THE REQUEST
From the line that has "Reverse-engineer this chart into JSON." down to the final line of the listing below, transcribe every line exactly, and only those.

***** ENTRIES PROVIDED *****

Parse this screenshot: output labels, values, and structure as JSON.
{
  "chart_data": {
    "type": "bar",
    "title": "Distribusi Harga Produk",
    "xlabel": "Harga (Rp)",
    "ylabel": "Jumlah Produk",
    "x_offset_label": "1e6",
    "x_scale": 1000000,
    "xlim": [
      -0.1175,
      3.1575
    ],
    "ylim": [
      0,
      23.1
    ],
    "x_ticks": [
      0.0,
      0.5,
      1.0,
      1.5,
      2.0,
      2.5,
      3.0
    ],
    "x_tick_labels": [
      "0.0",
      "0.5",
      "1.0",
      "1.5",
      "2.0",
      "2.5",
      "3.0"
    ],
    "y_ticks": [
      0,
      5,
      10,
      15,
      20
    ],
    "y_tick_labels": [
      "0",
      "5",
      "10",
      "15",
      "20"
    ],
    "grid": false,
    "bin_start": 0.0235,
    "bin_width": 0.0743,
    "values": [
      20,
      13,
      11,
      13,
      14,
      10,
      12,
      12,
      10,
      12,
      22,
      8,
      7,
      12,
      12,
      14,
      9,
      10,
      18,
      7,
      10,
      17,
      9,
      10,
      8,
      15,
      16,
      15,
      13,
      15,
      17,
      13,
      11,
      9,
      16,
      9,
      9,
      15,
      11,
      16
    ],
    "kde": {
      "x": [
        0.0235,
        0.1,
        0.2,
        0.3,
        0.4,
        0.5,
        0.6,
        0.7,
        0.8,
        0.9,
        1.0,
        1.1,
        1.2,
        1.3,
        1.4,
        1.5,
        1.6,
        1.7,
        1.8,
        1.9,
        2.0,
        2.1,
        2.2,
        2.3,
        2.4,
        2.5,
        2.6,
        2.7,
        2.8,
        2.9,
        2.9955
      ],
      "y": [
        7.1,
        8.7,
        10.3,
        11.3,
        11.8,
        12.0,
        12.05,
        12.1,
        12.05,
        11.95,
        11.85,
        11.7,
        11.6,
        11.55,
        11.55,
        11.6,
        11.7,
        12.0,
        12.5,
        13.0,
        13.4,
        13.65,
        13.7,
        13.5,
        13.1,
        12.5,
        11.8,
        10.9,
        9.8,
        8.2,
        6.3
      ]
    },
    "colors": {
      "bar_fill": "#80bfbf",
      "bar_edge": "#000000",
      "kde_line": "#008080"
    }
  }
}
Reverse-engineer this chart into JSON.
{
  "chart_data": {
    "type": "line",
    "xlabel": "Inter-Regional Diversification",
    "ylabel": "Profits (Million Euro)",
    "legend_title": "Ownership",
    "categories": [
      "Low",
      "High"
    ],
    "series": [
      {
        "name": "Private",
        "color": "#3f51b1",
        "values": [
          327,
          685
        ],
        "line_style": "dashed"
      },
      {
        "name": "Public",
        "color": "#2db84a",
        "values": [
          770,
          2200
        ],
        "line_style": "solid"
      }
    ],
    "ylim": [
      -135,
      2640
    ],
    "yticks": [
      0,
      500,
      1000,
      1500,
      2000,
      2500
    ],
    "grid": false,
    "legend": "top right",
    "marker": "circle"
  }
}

*****

OUTPUT FOR THIS EXERCISE
Reverse-engineer this chart into JSON.
{
  "chart_data": {
    "type": "line",
    "xlabel": "Inter-Regional Diversification",
    "ylabel": "Profits (Million Euro)",
    "legend_title": "Ownership",
    "categories": [
      "Low",
      "High"
    ],
    "series": [
      {
        "name": "Private",
        "color": "#3f51b1",
        "values": [
          327,
          685
        ],
        "line_style": "dashed"
      },
      {
        "name": "Public",
        "color": "#2db84a",
        "values": [
          770,
          2200
        ],
        "line_style": "solid"
      }
    ],
    "ylim": [
      -135,
      2640
    ],
    "yticks": [
      0,
      500,
      1000,
      1500,
      2000,
      2500
    ],
    "grid": false,
    "legend": "top right",
    "marker": "circle"
  }
}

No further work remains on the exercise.